AVAILABLE DATA:
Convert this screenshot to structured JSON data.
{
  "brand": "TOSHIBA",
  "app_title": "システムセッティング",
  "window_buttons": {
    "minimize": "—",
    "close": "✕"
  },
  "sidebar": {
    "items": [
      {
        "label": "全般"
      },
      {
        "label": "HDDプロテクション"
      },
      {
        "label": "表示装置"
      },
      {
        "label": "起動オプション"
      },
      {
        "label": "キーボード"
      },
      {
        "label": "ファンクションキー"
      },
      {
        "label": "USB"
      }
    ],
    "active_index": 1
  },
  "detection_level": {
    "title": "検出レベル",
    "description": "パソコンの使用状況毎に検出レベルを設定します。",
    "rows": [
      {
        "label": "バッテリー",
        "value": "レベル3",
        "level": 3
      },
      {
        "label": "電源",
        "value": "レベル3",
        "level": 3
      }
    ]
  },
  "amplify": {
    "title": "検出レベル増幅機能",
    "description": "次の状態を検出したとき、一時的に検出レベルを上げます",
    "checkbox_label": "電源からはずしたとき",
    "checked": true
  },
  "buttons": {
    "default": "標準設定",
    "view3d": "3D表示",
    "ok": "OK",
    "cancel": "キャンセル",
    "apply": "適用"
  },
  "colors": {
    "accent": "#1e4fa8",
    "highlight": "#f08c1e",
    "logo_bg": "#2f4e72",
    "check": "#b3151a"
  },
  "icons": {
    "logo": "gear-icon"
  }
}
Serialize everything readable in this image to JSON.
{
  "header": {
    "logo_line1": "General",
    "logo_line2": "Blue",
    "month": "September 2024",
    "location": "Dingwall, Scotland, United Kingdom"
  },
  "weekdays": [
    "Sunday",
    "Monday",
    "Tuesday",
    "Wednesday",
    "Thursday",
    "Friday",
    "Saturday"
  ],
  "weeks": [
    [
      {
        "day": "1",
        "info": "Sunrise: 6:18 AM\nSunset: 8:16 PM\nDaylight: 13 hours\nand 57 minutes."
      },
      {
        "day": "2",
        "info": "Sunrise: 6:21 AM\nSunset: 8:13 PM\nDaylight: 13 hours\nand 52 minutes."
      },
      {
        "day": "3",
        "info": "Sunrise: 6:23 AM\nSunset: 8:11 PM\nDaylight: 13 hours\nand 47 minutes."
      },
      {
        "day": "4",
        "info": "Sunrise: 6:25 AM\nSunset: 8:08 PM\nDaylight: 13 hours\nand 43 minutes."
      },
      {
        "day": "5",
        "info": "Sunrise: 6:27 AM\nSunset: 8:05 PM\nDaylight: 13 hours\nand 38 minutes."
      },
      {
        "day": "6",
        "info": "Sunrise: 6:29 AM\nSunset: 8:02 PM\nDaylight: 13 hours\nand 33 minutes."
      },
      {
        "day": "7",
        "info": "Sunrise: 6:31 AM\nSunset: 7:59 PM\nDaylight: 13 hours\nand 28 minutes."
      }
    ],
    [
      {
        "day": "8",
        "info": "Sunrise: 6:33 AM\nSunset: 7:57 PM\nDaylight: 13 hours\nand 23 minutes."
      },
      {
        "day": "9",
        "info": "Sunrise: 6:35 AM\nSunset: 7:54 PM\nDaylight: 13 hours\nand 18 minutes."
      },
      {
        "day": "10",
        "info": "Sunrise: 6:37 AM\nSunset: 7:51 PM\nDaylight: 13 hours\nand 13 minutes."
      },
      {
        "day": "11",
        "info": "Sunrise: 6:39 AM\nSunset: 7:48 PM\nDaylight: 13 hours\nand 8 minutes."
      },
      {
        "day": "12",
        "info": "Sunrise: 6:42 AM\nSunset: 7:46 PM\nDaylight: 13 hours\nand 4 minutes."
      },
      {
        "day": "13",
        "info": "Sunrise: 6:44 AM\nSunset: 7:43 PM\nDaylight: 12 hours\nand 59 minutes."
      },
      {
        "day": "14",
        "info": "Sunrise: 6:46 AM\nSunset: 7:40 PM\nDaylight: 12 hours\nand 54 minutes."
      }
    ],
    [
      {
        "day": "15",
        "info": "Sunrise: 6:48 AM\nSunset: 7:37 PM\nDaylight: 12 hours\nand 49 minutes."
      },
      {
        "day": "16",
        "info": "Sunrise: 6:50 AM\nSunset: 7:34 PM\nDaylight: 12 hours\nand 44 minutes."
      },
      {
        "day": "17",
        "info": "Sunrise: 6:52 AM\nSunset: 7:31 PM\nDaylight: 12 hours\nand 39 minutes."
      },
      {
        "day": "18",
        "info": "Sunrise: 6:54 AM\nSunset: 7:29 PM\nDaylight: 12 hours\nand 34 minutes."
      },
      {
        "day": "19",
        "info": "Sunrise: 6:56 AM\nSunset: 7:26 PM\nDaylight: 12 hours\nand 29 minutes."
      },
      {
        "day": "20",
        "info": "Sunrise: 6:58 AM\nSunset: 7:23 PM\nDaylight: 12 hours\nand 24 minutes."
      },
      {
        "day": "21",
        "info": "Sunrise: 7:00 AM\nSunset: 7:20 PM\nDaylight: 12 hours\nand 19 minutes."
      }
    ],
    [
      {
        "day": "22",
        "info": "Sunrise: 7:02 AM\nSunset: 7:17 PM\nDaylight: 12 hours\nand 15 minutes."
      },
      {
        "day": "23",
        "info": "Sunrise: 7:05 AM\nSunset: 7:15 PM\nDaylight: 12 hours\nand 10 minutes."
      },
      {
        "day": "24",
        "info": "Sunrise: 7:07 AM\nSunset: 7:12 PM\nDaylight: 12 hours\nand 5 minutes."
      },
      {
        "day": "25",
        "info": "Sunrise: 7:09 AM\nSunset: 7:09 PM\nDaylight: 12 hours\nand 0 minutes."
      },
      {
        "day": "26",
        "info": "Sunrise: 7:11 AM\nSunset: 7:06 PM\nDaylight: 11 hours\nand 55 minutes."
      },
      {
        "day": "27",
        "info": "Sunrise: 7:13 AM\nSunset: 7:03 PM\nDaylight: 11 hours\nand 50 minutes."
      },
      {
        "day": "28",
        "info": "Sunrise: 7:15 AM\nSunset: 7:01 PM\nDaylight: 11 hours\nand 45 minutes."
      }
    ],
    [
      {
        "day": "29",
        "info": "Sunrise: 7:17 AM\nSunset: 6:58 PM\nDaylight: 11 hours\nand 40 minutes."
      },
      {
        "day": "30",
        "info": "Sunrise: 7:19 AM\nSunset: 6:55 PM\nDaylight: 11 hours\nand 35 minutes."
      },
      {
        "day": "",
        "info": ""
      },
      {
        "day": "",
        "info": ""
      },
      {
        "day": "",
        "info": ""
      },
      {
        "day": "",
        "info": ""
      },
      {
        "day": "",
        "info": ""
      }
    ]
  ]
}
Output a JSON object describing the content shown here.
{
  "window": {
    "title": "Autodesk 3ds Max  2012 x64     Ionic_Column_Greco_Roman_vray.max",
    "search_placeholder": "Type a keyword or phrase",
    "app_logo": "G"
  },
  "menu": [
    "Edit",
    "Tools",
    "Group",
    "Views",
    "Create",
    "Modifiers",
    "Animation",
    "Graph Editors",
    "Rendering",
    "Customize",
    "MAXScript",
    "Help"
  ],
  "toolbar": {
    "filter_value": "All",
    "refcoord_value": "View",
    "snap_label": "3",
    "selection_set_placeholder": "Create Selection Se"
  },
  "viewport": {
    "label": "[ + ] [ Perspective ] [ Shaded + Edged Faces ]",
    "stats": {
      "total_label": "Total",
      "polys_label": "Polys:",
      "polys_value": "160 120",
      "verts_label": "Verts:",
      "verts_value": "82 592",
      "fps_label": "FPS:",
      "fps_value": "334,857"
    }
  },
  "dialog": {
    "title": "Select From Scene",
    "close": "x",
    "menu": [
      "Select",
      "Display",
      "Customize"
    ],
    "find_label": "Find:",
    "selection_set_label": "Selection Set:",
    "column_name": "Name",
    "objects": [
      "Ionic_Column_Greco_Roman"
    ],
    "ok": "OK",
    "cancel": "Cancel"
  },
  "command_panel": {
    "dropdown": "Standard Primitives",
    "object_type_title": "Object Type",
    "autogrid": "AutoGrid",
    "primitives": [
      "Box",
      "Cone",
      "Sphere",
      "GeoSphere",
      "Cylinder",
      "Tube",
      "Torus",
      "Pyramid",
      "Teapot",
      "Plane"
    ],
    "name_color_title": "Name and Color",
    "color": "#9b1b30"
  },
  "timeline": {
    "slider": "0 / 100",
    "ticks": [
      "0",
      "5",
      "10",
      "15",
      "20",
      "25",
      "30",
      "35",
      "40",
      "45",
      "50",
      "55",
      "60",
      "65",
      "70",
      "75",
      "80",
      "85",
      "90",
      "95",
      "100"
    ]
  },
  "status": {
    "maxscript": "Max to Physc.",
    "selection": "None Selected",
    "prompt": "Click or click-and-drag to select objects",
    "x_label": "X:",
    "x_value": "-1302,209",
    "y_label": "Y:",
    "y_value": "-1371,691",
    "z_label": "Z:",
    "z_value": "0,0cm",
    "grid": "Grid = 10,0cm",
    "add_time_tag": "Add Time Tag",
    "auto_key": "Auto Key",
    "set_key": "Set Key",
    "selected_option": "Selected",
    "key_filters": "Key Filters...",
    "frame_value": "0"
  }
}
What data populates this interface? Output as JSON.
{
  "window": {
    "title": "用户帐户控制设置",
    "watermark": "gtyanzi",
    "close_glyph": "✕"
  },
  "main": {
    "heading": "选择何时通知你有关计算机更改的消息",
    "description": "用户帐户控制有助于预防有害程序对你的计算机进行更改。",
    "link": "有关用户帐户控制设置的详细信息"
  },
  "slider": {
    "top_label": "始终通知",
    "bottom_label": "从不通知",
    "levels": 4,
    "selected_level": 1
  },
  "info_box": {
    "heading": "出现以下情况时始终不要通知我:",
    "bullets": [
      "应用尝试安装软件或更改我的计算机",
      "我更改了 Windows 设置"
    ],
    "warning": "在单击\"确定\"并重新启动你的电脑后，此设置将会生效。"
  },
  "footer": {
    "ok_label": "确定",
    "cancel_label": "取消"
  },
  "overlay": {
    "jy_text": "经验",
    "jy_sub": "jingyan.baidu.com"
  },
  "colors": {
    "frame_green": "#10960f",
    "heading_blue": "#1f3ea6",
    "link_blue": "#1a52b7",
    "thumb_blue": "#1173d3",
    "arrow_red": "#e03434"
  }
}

EXERCISE TASK: With the line containing "What data populates" as the first and the last line of the records as the final one, print exactly the lines in that span.

RESULT FOR THIS EXERCISE:
What data populates this interface? Output as JSON.
{
  "window": {
    "title": "用户帐户控制设置",
    "watermark": "gtyanzi",
    "close_glyph": "✕"
  },
  "main": {
    "heading": "选择何时通知你有关计算机更改的消息",
    "description": "用户帐户控制有助于预防有害程序对你的计算机进行更改。",
    "link": "有关用户帐户控制设置的详细信息"
  },
  "slider": {
    "top_label": "始终通知",
    "bottom_label": "从不通知",
    "levels": 4,
    "selected_level": 1
  },
  "info_box": {
    "heading": "出现以下情况时始终不要通知我:",
    "bullets": [
      "应用尝试安装软件或更改我的计算机",
      "我更改了 Windows 设置"
    ],
    "warning": "在单击\"确定\"并重新启动你的电脑后，此设置将会生效。"
  },
  "footer": {
    "ok_label": "确定",
    "cancel_label": "取消"
  },
  "overlay": {
    "jy_text": "经验",
    "jy_sub": "jingyan.baidu.com"
  },
  "colors": {
    "frame_green": "#10960f",
    "heading_blue": "#1f3ea6",
    "link_blue": "#1a52b7",
    "thumb_blue": "#1173d3",
    "arrow_red": "#e03434"
  }
}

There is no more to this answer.